### AIM:
Reproduce every entry exactly and leave its pictures out.

### SUPPLIED INFORMATION:
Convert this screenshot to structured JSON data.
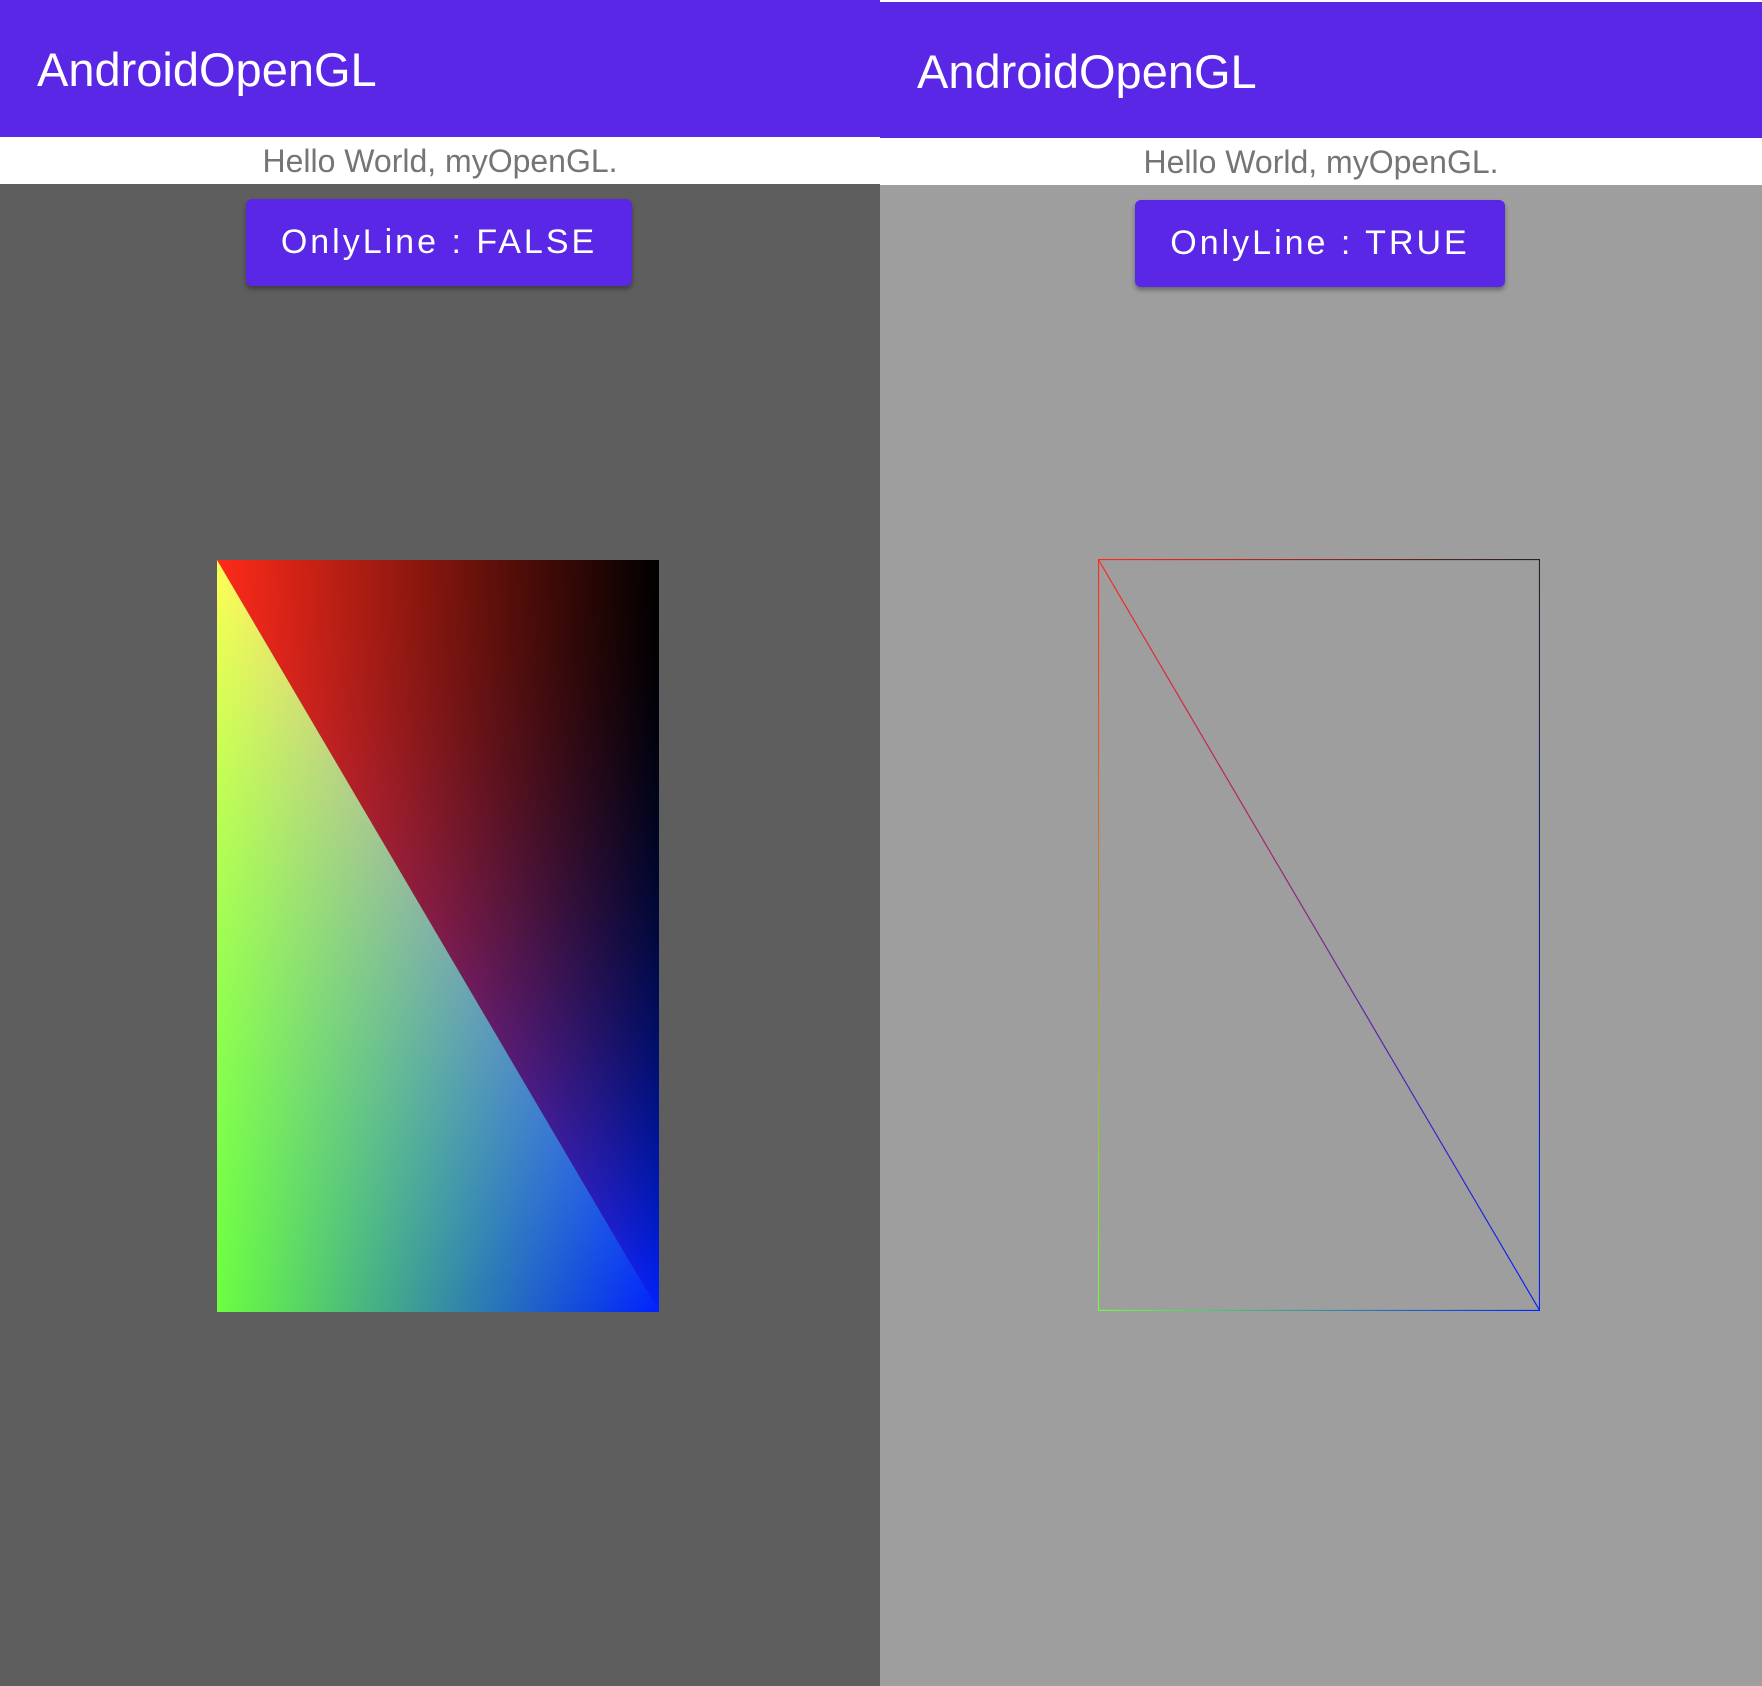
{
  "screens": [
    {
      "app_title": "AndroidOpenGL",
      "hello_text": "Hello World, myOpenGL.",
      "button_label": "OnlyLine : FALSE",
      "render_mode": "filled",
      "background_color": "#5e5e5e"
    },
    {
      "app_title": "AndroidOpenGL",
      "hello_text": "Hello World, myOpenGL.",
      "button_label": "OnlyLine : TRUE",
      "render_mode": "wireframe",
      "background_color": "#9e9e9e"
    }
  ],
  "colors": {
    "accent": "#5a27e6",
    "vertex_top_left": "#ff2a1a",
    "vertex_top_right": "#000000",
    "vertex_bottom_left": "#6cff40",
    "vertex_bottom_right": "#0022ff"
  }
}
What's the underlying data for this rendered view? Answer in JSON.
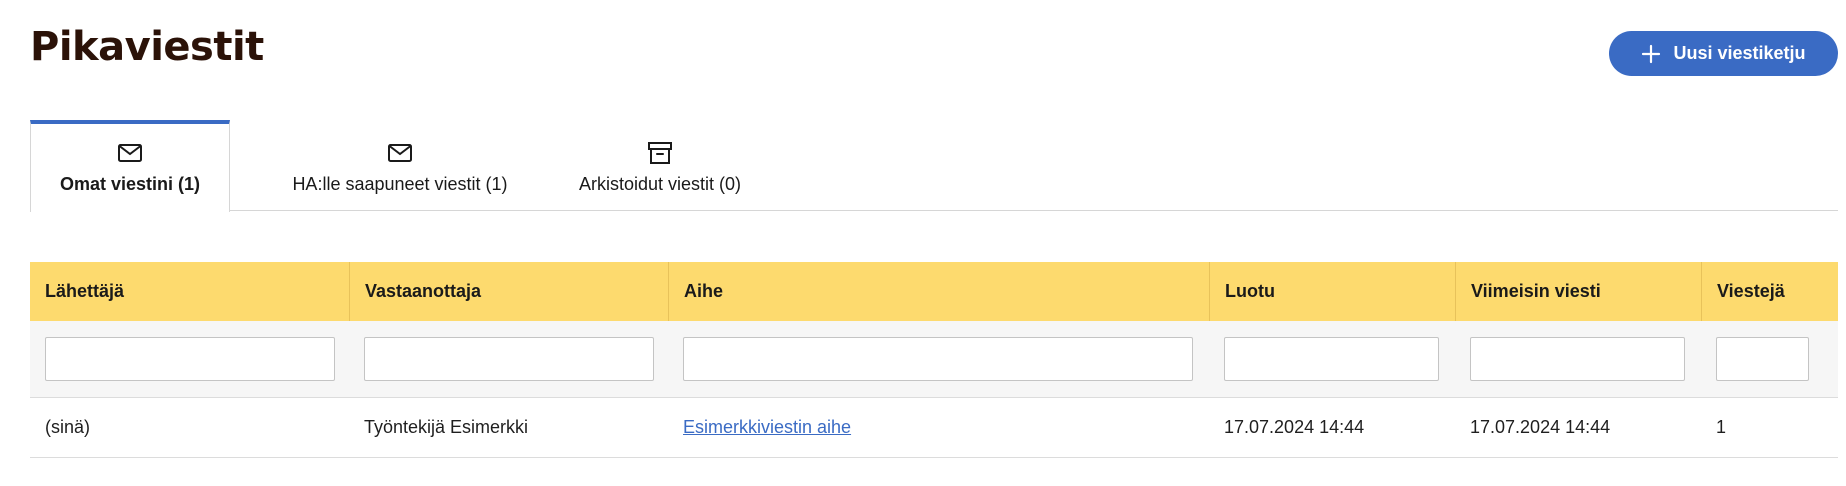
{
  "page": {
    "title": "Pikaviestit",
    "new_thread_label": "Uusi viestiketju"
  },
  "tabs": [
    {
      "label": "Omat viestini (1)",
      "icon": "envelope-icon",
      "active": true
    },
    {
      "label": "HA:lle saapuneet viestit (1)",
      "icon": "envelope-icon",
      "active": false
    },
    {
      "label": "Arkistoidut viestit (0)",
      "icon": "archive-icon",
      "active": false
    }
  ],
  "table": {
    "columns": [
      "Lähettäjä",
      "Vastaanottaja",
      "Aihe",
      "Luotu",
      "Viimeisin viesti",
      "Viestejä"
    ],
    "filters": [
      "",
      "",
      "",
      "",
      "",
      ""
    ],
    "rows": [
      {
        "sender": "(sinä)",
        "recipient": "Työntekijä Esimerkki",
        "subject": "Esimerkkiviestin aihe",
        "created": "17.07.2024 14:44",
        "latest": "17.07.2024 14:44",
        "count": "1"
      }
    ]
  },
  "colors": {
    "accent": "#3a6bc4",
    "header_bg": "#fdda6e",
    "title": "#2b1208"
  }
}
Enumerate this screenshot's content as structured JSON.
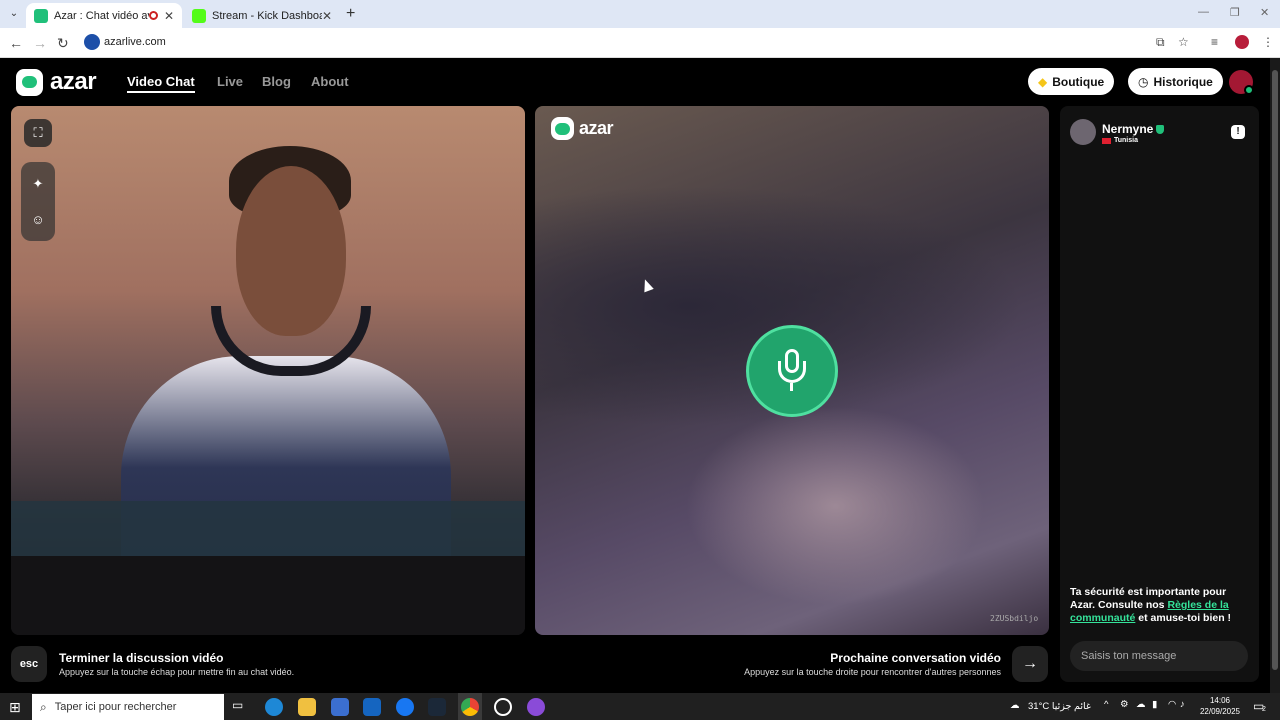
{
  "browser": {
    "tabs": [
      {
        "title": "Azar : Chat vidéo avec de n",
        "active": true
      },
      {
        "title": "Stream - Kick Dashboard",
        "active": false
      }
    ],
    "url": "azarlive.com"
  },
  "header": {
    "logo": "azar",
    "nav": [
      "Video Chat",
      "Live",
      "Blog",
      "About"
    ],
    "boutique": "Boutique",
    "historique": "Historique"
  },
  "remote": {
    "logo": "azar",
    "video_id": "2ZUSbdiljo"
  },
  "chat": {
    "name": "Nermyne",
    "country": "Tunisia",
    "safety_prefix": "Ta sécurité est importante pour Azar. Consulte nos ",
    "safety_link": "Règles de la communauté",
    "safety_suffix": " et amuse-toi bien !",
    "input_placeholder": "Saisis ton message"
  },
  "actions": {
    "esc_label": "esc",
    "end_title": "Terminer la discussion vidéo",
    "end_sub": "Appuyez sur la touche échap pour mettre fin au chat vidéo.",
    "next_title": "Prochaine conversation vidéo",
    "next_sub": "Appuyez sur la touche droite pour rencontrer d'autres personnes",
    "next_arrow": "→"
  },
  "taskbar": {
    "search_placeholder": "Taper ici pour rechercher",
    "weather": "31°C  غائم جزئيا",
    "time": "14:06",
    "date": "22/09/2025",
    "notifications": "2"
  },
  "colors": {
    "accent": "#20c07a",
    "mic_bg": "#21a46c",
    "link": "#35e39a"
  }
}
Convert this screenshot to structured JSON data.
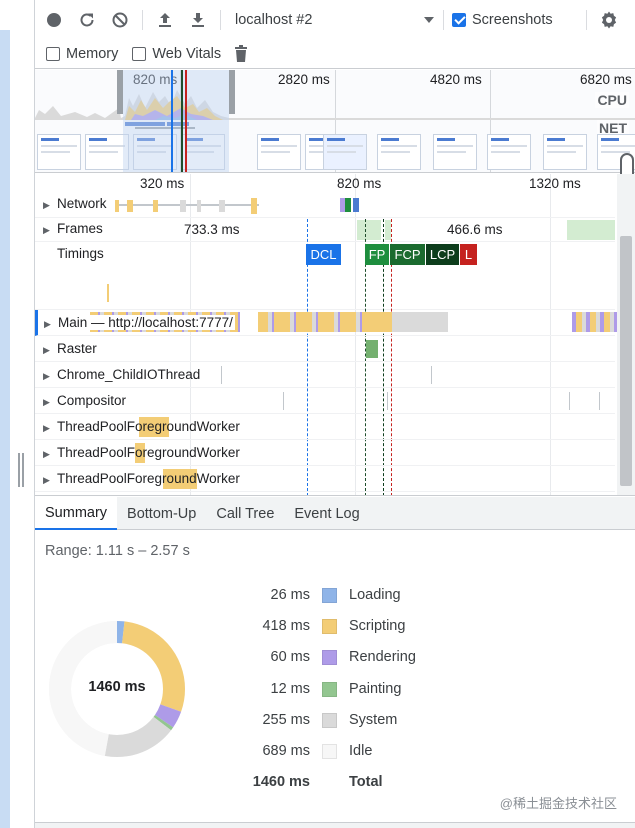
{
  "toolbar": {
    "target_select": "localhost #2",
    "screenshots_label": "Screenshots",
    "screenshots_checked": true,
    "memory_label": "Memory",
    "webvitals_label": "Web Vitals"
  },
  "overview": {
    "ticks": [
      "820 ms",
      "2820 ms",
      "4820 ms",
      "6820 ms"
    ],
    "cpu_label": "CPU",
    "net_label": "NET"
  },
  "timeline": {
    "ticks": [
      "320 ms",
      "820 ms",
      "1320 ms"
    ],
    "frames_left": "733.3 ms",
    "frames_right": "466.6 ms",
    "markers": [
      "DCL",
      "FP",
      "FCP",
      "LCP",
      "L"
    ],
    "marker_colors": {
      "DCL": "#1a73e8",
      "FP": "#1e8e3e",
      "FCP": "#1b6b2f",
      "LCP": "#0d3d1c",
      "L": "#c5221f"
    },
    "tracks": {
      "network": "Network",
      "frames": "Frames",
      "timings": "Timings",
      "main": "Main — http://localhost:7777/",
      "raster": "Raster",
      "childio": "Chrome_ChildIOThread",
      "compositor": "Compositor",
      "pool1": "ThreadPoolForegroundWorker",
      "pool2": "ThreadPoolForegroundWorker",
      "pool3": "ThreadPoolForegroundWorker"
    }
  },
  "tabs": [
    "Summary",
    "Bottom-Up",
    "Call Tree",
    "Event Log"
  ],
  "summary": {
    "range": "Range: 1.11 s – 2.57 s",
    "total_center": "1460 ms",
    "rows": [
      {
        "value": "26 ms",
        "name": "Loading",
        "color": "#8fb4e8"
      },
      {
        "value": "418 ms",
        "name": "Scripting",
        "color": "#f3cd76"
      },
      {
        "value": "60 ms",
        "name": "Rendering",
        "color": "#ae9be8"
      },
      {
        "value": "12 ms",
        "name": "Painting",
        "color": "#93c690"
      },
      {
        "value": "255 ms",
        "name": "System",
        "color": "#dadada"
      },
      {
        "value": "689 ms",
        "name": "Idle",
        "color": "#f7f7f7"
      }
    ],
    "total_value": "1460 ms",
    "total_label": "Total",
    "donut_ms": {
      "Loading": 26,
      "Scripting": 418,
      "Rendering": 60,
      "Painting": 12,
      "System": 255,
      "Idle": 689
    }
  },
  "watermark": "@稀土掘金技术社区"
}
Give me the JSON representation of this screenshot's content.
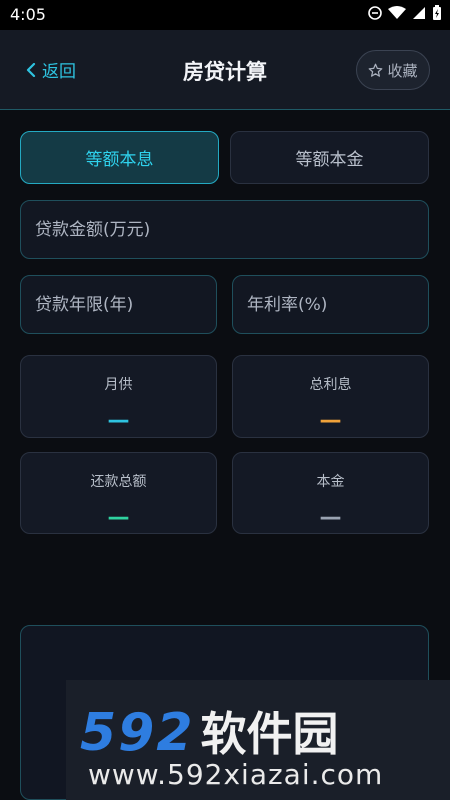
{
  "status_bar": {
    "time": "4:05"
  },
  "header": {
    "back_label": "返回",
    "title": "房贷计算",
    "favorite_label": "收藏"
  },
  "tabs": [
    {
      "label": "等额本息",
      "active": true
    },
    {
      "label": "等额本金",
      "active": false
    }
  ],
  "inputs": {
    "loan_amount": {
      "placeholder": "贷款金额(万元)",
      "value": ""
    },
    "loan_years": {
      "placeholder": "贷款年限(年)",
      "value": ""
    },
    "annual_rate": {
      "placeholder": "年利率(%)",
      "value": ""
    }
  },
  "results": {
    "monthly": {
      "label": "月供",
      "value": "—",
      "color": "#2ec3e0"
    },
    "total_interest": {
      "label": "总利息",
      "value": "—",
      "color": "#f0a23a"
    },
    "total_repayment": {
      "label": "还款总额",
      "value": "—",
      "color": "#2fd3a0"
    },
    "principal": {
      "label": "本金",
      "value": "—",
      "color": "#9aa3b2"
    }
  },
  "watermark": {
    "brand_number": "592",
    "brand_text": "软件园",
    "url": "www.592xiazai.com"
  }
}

### EXERCISE RESPONSE:
Convert this screenshot to structured JSON data.
{
  "screens": [
    {
      "app_title": "AndroidOpenGL",
      "hello_text": "Hello World, myOpenGL.",
      "button_label": "OnlyLine : FALSE",
      "render_mode": "filled",
      "background_color": "#5e5e5e"
    },
    {
      "app_title": "AndroidOpenGL",
      "hello_text": "Hello World, myOpenGL.",
      "button_label": "OnlyLine : TRUE",
      "render_mode": "wireframe",
      "background_color": "#9e9e9e"
    }
  ],
  "colors": {
    "accent": "#5a27e6",
    "vertex_top_left": "#ff2a1a",
    "vertex_top_right": "#000000",
    "vertex_bottom_left": "#6cff40",
    "vertex_bottom_right": "#0022ff"
  }
}
What's the underlying data for this rendered view? Answer in JSON.
{
  "page": {
    "title": "Pikaviestit",
    "new_thread_label": "Uusi viestiketju"
  },
  "tabs": [
    {
      "label": "Omat viestini (1)",
      "icon": "envelope-icon",
      "active": true
    },
    {
      "label": "HA:lle saapuneet viestit (1)",
      "icon": "envelope-icon",
      "active": false
    },
    {
      "label": "Arkistoidut viestit (0)",
      "icon": "archive-icon",
      "active": false
    }
  ],
  "table": {
    "columns": [
      "Lähettäjä",
      "Vastaanottaja",
      "Aihe",
      "Luotu",
      "Viimeisin viesti",
      "Viestejä"
    ],
    "filters": [
      "",
      "",
      "",
      "",
      "",
      ""
    ],
    "rows": [
      {
        "sender": "(sinä)",
        "recipient": "Työntekijä Esimerkki",
        "subject": "Esimerkkiviestin aihe",
        "created": "17.07.2024 14:44",
        "latest": "17.07.2024 14:44",
        "count": "1"
      }
    ]
  },
  "colors": {
    "accent": "#3a6bc4",
    "header_bg": "#fdda6e",
    "title": "#2b1208"
  }
}
Enumerate this screenshot's content as structured JSON.
{
  "browser": {
    "tabs": [
      {
        "title": "Azar : Chat vidéo avec de n",
        "active": true
      },
      {
        "title": "Stream - Kick Dashboard",
        "active": false
      }
    ],
    "url": "azarlive.com"
  },
  "header": {
    "logo": "azar",
    "nav": [
      "Video Chat",
      "Live",
      "Blog",
      "About"
    ],
    "boutique": "Boutique",
    "historique": "Historique"
  },
  "remote": {
    "logo": "azar",
    "video_id": "2ZUSbdiljo"
  },
  "chat": {
    "name": "Nermyne",
    "country": "Tunisia",
    "safety_prefix": "Ta sécurité est importante pour Azar. Consulte nos ",
    "safety_link": "Règles de la communauté",
    "safety_suffix": " et amuse-toi bien !",
    "input_placeholder": "Saisis ton message"
  },
  "actions": {
    "esc_label": "esc",
    "end_title": "Terminer la discussion vidéo",
    "end_sub": "Appuyez sur la touche échap pour mettre fin au chat vidéo.",
    "next_title": "Prochaine conversation vidéo",
    "next_sub": "Appuyez sur la touche droite pour rencontrer d'autres personnes",
    "next_arrow": "→"
  },
  "taskbar": {
    "search_placeholder": "Taper ici pour rechercher",
    "weather": "31°C  غائم جزئيا",
    "time": "14:06",
    "date": "22/09/2025",
    "notifications": "2"
  },
  "colors": {
    "accent": "#20c07a",
    "mic_bg": "#21a46c",
    "link": "#35e39a"
  }
}
Convert this screenshot to structured JSON data.
{
  "toolbar": {
    "target_select": "localhost #2",
    "screenshots_label": "Screenshots",
    "screenshots_checked": true,
    "memory_label": "Memory",
    "webvitals_label": "Web Vitals"
  },
  "overview": {
    "ticks": [
      "820 ms",
      "2820 ms",
      "4820 ms",
      "6820 ms"
    ],
    "cpu_label": "CPU",
    "net_label": "NET"
  },
  "timeline": {
    "ticks": [
      "320 ms",
      "820 ms",
      "1320 ms"
    ],
    "frames_left": "733.3 ms",
    "frames_right": "466.6 ms",
    "markers": [
      "DCL",
      "FP",
      "FCP",
      "LCP",
      "L"
    ],
    "marker_colors": {
      "DCL": "#1a73e8",
      "FP": "#1e8e3e",
      "FCP": "#1b6b2f",
      "LCP": "#0d3d1c",
      "L": "#c5221f"
    },
    "tracks": {
      "network": "Network",
      "frames": "Frames",
      "timings": "Timings",
      "main": "Main — http://localhost:7777/",
      "raster": "Raster",
      "childio": "Chrome_ChildIOThread",
      "compositor": "Compositor",
      "pool1": "ThreadPoolForegroundWorker",
      "pool2": "ThreadPoolForegroundWorker",
      "pool3": "ThreadPoolForegroundWorker"
    }
  },
  "tabs": [
    "Summary",
    "Bottom-Up",
    "Call Tree",
    "Event Log"
  ],
  "summary": {
    "range": "Range: 1.11 s – 2.57 s",
    "total_center": "1460 ms",
    "rows": [
      {
        "value": "26 ms",
        "name": "Loading",
        "color": "#8fb4e8"
      },
      {
        "value": "418 ms",
        "name": "Scripting",
        "color": "#f3cd76"
      },
      {
        "value": "60 ms",
        "name": "Rendering",
        "color": "#ae9be8"
      },
      {
        "value": "12 ms",
        "name": "Painting",
        "color": "#93c690"
      },
      {
        "value": "255 ms",
        "name": "System",
        "color": "#dadada"
      },
      {
        "value": "689 ms",
        "name": "Idle",
        "color": "#f7f7f7"
      }
    ],
    "total_value": "1460 ms",
    "total_label": "Total",
    "donut_ms": {
      "Loading": 26,
      "Scripting": 418,
      "Rendering": 60,
      "Painting": 12,
      "System": 255,
      "Idle": 689
    }
  },
  "watermark": "@稀土掘金技术社区"
}
Give me the JSON representation of this screenshot's content.
{
  "status_bar": {
    "time": "4:05"
  },
  "header": {
    "back_label": "返回",
    "title": "房贷计算",
    "favorite_label": "收藏"
  },
  "tabs": [
    {
      "label": "等额本息",
      "active": true
    },
    {
      "label": "等额本金",
      "active": false
    }
  ],
  "inputs": {
    "loan_amount": {
      "placeholder": "贷款金额(万元)",
      "value": ""
    },
    "loan_years": {
      "placeholder": "贷款年限(年)",
      "value": ""
    },
    "annual_rate": {
      "placeholder": "年利率(%)",
      "value": ""
    }
  },
  "results": {
    "monthly": {
      "label": "月供",
      "value": "—",
      "color": "#2ec3e0"
    },
    "total_interest": {
      "label": "总利息",
      "value": "—",
      "color": "#f0a23a"
    },
    "total_repayment": {
      "label": "还款总额",
      "value": "—",
      "color": "#2fd3a0"
    },
    "principal": {
      "label": "本金",
      "value": "—",
      "color": "#9aa3b2"
    }
  },
  "watermark": {
    "brand_number": "592",
    "brand_text": "软件园",
    "url": "www.592xiazai.com"
  }
}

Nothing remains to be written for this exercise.